◆ **Extracted records**
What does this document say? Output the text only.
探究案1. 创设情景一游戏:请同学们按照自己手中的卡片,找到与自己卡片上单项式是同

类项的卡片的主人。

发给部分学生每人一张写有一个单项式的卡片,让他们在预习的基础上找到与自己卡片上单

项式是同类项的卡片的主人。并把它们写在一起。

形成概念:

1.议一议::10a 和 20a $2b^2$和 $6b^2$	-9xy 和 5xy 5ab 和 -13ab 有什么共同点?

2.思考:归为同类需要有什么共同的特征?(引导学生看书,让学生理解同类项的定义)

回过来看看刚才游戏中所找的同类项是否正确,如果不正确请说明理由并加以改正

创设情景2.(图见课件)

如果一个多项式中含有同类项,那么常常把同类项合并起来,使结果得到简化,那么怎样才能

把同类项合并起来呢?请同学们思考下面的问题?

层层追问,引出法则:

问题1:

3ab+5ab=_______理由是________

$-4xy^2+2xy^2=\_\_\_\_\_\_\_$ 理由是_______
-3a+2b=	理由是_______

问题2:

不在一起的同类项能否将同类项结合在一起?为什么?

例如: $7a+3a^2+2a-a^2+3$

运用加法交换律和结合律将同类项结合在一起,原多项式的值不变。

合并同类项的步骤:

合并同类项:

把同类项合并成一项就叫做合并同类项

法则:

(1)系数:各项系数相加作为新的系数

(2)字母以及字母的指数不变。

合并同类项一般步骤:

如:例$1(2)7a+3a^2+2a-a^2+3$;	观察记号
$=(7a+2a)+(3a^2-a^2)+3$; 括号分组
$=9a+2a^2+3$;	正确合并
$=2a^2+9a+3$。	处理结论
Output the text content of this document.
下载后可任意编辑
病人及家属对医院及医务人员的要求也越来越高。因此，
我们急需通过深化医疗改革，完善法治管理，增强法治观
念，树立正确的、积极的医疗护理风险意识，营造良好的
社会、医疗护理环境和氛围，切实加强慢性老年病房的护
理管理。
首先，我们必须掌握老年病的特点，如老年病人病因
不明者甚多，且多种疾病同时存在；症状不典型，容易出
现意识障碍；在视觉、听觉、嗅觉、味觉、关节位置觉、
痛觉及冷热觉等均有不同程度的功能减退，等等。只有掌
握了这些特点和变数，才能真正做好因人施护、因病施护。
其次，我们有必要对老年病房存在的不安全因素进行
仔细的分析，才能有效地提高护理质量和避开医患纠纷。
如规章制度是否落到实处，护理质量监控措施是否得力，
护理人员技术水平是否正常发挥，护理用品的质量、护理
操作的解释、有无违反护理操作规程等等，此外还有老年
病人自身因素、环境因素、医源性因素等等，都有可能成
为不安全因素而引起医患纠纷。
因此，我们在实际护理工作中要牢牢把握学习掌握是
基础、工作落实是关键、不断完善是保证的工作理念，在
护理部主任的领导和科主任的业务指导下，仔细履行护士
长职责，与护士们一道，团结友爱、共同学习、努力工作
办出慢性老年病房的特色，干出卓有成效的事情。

◆ **THE EXERCISE**
Using the listing above, pull out all lines that hold the word "Output".

◆ **FINISHED EXERCISE**
What does this document say? Output the text only.
Output the text content of this document.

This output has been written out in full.